── Data extract

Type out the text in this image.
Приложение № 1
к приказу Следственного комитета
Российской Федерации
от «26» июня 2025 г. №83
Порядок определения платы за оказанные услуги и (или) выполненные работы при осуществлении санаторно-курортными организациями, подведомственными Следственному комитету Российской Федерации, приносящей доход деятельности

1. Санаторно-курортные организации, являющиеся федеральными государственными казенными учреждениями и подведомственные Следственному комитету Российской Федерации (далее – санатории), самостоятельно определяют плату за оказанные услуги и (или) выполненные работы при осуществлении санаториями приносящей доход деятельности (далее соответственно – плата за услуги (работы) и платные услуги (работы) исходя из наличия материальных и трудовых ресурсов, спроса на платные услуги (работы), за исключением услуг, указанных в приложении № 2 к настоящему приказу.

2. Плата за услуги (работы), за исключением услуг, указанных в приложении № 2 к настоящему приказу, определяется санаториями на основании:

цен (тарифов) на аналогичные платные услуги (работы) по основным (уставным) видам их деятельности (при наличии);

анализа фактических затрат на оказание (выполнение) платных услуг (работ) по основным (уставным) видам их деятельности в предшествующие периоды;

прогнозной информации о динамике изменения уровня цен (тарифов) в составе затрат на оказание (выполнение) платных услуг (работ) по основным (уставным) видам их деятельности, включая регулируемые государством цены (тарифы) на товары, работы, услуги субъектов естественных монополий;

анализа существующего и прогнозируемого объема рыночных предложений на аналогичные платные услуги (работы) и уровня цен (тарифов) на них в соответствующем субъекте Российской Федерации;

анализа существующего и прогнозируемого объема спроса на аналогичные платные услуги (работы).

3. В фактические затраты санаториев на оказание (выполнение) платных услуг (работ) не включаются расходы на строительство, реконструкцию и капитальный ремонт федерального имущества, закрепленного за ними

────

**Your task**
Reproduce the full set of records precisely.

**Answer**
Type out the text in this image.
Приложение № 1
к приказу Следственного комитета
Российской Федерации
от «26» июня 2025 г. №83
Порядок определения платы за оказанные услуги и (или) выполненные работы при осуществлении санаторно-курортными организациями, подведомственными Следственному комитету Российской Федерации, приносящей доход деятельности

1. Санаторно-курортные организации, являющиеся федеральными государственными казенными учреждениями и подведомственные Следственному комитету Российской Федерации (далее – санатории), самостоятельно определяют плату за оказанные услуги и (или) выполненные работы при осуществлении санаториями приносящей доход деятельности (далее соответственно – плата за услуги (работы) и платные услуги (работы) исходя из наличия материальных и трудовых ресурсов, спроса на платные услуги (работы), за исключением услуг, указанных в приложении № 2 к настоящему приказу.

2. Плата за услуги (работы), за исключением услуг, указанных в приложении № 2 к настоящему приказу, определяется санаториями на основании:

цен (тарифов) на аналогичные платные услуги (работы) по основным (уставным) видам их деятельности (при наличии);

анализа фактических затрат на оказание (выполнение) платных услуг (работ) по основным (уставным) видам их деятельности в предшествующие периоды;

прогнозной информации о динамике изменения уровня цен (тарифов) в составе затрат на оказание (выполнение) платных услуг (работ) по основным (уставным) видам их деятельности, включая регулируемые государством цены (тарифы) на товары, работы, услуги субъектов естественных монополий;

анализа существующего и прогнозируемого объема рыночных предложений на аналогичные платные услуги (работы) и уровня цен (тарифов) на них в соответствующем субъекте Российской Федерации;

анализа существующего и прогнозируемого объема спроса на аналогичные платные услуги (работы).

3. В фактические затраты санаториев на оказание (выполнение) платных услуг (работ) не включаются расходы на строительство, реконструкцию и капитальный ремонт федерального имущества, закрепленного за ними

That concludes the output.